▶ _Given task_:
Find all lines in the records that include the word "Emerald", and copy them out.

▶ _The data_:
============
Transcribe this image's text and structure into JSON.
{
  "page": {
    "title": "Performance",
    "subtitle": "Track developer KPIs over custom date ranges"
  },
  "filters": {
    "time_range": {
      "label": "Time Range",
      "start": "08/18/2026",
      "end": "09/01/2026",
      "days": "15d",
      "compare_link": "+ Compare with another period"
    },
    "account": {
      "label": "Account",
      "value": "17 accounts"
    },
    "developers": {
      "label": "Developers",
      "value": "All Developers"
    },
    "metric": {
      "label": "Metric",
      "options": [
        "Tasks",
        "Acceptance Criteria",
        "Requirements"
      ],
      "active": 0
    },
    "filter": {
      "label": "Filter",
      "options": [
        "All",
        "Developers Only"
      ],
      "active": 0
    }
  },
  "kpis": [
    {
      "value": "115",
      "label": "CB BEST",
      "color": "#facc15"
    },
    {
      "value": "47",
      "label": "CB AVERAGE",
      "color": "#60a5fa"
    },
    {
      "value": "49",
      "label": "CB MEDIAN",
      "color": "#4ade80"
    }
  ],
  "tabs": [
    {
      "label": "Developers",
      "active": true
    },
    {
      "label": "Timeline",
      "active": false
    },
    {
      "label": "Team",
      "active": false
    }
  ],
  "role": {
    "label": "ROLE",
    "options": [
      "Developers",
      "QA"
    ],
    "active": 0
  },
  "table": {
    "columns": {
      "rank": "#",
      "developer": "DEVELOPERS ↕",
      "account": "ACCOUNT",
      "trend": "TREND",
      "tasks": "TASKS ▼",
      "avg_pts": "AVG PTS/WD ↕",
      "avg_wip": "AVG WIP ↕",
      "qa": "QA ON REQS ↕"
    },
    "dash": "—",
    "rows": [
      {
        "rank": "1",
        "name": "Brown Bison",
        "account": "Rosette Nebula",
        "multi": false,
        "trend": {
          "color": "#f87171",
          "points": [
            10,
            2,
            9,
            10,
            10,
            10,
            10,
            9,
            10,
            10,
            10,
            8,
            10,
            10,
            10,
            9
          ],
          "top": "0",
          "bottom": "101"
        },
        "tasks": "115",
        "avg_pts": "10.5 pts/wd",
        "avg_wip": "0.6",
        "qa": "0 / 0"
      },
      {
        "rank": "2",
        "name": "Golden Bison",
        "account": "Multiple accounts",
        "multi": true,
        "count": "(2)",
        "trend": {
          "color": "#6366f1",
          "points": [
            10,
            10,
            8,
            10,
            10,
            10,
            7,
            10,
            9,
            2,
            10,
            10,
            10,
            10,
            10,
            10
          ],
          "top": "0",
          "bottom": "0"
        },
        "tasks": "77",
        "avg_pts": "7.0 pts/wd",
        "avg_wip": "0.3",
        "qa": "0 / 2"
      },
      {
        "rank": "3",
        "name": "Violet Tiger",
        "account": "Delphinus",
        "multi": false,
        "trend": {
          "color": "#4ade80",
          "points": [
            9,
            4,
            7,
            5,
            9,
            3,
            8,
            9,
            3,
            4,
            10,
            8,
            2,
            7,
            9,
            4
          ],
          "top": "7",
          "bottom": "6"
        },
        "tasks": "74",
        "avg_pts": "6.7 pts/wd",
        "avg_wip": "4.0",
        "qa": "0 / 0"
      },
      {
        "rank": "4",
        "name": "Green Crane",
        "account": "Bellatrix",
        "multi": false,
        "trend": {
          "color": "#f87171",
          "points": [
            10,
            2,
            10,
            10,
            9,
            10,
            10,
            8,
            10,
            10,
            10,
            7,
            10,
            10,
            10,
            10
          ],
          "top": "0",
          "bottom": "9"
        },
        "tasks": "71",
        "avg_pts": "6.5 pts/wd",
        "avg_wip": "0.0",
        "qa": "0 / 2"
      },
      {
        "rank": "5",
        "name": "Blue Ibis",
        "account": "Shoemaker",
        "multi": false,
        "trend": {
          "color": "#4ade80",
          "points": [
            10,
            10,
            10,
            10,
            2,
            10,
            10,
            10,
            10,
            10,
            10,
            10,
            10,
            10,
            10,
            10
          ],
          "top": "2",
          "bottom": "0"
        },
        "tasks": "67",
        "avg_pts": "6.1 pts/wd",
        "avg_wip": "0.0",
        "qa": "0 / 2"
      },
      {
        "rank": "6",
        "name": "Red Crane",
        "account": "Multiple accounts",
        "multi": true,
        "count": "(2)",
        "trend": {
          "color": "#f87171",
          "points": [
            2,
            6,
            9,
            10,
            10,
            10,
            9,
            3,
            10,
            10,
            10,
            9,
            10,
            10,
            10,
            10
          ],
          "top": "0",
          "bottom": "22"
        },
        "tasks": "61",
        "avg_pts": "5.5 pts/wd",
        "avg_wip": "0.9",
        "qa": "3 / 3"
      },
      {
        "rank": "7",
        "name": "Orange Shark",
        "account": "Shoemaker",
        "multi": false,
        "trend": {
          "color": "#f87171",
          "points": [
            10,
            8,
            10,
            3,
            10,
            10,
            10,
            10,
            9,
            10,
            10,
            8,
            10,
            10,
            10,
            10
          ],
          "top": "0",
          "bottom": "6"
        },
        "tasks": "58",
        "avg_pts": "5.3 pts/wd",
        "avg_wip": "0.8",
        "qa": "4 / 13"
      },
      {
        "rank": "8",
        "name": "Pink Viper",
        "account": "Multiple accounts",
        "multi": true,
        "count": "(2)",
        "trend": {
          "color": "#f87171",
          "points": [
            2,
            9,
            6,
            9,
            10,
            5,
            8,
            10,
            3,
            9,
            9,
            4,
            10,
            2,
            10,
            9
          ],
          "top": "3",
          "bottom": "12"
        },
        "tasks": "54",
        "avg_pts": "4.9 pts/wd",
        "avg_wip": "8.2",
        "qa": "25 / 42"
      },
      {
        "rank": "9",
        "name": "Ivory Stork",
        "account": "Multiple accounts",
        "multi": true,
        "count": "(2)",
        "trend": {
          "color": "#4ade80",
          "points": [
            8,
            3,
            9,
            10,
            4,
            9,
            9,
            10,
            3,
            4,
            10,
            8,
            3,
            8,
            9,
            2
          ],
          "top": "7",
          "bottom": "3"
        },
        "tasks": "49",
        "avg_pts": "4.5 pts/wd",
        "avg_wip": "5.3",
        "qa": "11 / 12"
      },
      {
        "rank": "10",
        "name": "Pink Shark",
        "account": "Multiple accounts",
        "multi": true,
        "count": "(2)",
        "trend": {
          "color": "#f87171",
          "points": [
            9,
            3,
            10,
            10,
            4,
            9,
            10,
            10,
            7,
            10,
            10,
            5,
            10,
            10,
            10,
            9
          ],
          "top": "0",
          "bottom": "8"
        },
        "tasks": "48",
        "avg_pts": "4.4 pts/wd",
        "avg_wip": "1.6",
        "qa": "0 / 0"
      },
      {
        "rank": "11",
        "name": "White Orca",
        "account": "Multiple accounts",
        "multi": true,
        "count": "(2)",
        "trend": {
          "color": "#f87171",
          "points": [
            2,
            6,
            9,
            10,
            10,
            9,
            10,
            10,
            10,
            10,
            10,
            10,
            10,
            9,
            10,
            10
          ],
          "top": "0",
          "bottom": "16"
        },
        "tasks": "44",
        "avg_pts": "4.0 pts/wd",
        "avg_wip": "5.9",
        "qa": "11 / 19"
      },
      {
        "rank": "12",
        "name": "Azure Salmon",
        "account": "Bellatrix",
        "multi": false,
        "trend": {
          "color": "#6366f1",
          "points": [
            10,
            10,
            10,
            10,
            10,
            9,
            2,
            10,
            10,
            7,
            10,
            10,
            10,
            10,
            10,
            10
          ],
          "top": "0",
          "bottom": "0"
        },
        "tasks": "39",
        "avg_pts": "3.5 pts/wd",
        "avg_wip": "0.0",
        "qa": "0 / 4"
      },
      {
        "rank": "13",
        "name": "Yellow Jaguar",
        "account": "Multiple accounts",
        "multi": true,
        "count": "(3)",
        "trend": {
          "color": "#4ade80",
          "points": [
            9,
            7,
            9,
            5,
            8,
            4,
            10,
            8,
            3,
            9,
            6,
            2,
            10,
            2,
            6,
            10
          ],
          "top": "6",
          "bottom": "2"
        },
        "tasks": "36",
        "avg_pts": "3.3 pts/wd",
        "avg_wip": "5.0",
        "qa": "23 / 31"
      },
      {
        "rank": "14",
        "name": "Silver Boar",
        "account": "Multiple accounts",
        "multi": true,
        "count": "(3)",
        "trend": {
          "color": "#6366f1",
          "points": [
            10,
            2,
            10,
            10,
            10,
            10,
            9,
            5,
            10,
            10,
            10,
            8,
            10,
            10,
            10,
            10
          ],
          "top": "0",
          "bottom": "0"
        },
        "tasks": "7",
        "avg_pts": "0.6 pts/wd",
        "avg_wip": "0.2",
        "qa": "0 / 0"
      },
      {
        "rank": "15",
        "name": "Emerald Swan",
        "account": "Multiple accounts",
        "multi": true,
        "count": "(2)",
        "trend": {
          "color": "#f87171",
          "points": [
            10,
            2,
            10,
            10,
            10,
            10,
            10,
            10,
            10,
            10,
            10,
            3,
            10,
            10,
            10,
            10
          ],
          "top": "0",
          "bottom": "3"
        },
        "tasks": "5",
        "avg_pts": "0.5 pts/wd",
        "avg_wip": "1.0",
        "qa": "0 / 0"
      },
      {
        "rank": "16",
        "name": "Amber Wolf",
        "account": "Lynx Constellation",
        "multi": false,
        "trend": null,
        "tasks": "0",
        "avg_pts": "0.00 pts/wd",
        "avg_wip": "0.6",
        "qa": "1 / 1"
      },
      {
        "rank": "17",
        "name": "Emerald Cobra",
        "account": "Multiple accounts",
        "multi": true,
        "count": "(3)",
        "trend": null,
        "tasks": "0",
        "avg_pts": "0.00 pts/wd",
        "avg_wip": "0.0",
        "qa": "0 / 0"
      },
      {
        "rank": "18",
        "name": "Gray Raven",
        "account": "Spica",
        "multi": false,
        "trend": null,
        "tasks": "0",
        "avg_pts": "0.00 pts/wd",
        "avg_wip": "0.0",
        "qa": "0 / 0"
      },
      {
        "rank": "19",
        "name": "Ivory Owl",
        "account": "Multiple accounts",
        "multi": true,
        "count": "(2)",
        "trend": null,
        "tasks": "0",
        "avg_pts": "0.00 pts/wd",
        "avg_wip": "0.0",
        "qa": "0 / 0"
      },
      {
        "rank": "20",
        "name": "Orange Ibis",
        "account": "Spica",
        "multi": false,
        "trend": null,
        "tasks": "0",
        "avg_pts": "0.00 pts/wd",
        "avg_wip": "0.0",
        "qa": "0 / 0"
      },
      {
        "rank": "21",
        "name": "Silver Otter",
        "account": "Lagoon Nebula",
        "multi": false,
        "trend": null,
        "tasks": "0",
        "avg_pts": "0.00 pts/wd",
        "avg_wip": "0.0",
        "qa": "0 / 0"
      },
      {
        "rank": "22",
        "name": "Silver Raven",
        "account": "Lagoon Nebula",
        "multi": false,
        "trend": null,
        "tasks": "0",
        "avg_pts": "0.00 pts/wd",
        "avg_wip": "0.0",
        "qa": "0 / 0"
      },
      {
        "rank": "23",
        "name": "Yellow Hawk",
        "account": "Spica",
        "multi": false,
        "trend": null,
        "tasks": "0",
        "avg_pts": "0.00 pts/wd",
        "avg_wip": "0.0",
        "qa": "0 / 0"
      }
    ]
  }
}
============
▶ _The response_:
        "name": "Emerald Swan",
        "name": "Emerald Cobra",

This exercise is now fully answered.